GOAL OF THE EXERCISE: Quote every line of the material beneath this one.

Entries with figure data

>> BEGIN

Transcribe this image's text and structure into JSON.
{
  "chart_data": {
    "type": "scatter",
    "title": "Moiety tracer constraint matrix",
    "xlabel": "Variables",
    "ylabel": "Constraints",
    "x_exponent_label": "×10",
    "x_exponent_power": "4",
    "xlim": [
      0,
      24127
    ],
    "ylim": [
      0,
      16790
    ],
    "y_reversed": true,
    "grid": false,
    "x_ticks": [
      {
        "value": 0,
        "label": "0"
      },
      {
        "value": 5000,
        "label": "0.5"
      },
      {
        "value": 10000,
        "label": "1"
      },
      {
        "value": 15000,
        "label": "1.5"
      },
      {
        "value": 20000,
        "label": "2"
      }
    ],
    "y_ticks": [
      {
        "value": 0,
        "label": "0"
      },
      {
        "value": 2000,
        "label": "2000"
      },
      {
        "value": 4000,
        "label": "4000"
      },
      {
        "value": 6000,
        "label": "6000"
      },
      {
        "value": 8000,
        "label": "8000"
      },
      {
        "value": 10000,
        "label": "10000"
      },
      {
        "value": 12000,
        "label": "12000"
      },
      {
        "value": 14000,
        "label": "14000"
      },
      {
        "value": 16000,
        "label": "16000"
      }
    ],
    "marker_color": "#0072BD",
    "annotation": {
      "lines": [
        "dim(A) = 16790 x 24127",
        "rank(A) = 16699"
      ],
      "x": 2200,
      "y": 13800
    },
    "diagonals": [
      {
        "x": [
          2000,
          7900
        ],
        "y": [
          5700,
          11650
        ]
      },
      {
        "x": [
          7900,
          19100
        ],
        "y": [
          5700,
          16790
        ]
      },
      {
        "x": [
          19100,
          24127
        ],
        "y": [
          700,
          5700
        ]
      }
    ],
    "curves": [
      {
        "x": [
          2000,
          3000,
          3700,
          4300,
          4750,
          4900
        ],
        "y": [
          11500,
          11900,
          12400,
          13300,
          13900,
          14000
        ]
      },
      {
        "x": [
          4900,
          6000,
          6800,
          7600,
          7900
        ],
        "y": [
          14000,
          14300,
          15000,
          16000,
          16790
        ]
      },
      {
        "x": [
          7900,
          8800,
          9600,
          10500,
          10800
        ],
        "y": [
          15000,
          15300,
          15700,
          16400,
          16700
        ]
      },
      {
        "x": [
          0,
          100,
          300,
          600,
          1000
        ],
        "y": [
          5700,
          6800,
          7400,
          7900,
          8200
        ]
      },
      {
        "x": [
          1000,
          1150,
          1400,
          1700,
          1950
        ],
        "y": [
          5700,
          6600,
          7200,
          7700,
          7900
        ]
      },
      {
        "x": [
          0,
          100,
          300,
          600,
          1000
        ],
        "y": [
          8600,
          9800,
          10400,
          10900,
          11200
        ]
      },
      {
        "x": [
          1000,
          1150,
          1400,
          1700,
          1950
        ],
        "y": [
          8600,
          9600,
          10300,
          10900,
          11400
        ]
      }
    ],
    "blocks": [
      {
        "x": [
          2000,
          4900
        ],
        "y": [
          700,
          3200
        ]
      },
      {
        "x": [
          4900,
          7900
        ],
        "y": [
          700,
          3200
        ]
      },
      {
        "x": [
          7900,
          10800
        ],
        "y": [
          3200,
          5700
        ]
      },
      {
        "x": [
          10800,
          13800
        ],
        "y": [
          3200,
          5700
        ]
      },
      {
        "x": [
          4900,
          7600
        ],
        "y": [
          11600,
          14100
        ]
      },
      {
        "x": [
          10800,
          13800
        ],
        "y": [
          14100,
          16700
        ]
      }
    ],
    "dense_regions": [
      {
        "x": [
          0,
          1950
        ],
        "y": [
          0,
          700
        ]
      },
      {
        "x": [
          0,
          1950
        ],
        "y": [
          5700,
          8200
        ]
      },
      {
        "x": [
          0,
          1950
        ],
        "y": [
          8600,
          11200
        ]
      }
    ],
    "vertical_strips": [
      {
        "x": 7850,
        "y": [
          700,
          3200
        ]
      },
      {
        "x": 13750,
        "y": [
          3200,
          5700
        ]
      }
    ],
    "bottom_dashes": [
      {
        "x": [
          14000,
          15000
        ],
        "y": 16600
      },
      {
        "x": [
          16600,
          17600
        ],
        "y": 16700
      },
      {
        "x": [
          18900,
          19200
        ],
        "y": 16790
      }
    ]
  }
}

>> END

COMPLETE ANSWER:
Transcribe this image's text and structure into JSON.
{
  "chart_data": {
    "type": "scatter",
    "title": "Moiety tracer constraint matrix",
    "xlabel": "Variables",
    "ylabel": "Constraints",
    "x_exponent_label": "×10",
    "x_exponent_power": "4",
    "xlim": [
      0,
      24127
    ],
    "ylim": [
      0,
      16790
    ],
    "y_reversed": true,
    "grid": false,
    "x_ticks": [
      {
        "value": 0,
        "label": "0"
      },
      {
        "value": 5000,
        "label": "0.5"
      },
      {
        "value": 10000,
        "label": "1"
      },
      {
        "value": 15000,
        "label": "1.5"
      },
      {
        "value": 20000,
        "label": "2"
      }
    ],
    "y_ticks": [
      {
        "value": 0,
        "label": "0"
      },
      {
        "value": 2000,
        "label": "2000"
      },
      {
        "value": 4000,
        "label": "4000"
      },
      {
        "value": 6000,
        "label": "6000"
      },
      {
        "value": 8000,
        "label": "8000"
      },
      {
        "value": 10000,
        "label": "10000"
      },
      {
        "value": 12000,
        "label": "12000"
      },
      {
        "value": 14000,
        "label": "14000"
      },
      {
        "value": 16000,
        "label": "16000"
      }
    ],
    "marker_color": "#0072BD",
    "annotation": {
      "lines": [
        "dim(A) = 16790 x 24127",
        "rank(A) = 16699"
      ],
      "x": 2200,
      "y": 13800
    },
    "diagonals": [
      {
        "x": [
          2000,
          7900
        ],
        "y": [
          5700,
          11650
        ]
      },
      {
        "x": [
          7900,
          19100
        ],
        "y": [
          5700,
          16790
        ]
      },
      {
        "x": [
          19100,
          24127
        ],
        "y": [
          700,
          5700
        ]
      }
    ],
    "curves": [
      {
        "x": [
          2000,
          3000,
          3700,
          4300,
          4750,
          4900
        ],
        "y": [
          11500,
          11900,
          12400,
          13300,
          13900,
          14000
        ]
      },
      {
        "x": [
          4900,
          6000,
          6800,
          7600,
          7900
        ],
        "y": [
          14000,
          14300,
          15000,
          16000,
          16790
        ]
      },
      {
        "x": [
          7900,
          8800,
          9600,
          10500,
          10800
        ],
        "y": [
          15000,
          15300,
          15700,
          16400,
          16700
        ]
      },
      {
        "x": [
          0,
          100,
          300,
          600,
          1000
        ],
        "y": [
          5700,
          6800,
          7400,
          7900,
          8200
        ]
      },
      {
        "x": [
          1000,
          1150,
          1400,
          1700,
          1950
        ],
        "y": [
          5700,
          6600,
          7200,
          7700,
          7900
        ]
      },
      {
        "x": [
          0,
          100,
          300,
          600,
          1000
        ],
        "y": [
          8600,
          9800,
          10400,
          10900,
          11200
        ]
      },
      {
        "x": [
          1000,
          1150,
          1400,
          1700,
          1950
        ],
        "y": [
          8600,
          9600,
          10300,
          10900,
          11400
        ]
      }
    ],
    "blocks": [
      {
        "x": [
          2000,
          4900
        ],
        "y": [
          700,
          3200
        ]
      },
      {
        "x": [
          4900,
          7900
        ],
        "y": [
          700,
          3200
        ]
      },
      {
        "x": [
          7900,
          10800
        ],
        "y": [
          3200,
          5700
        ]
      },
      {
        "x": [
          10800,
          13800
        ],
        "y": [
          3200,
          5700
        ]
      },
      {
        "x": [
          4900,
          7600
        ],
        "y": [
          11600,
          14100
        ]
      },
      {
        "x": [
          10800,
          13800
        ],
        "y": [
          14100,
          16700
        ]
      }
    ],
    "dense_regions": [
      {
        "x": [
          0,
          1950
        ],
        "y": [
          0,
          700
        ]
      },
      {
        "x": [
          0,
          1950
        ],
        "y": [
          5700,
          8200
        ]
      },
      {
        "x": [
          0,
          1950
        ],
        "y": [
          8600,
          11200
        ]
      }
    ],
    "vertical_strips": [
      {
        "x": 7850,
        "y": [
          700,
          3200
        ]
      },
      {
        "x": 13750,
        "y": [
          3200,
          5700
        ]
      }
    ],
    "bottom_dashes": [
      {
        "x": [
          14000,
          15000
        ],
        "y": 16600
      },
      {
        "x": [
          16600,
          17600
        ],
        "y": 16700
      },
      {
        "x": [
          18900,
          19200
        ],
        "y": 16790
      }
    ]
  }
}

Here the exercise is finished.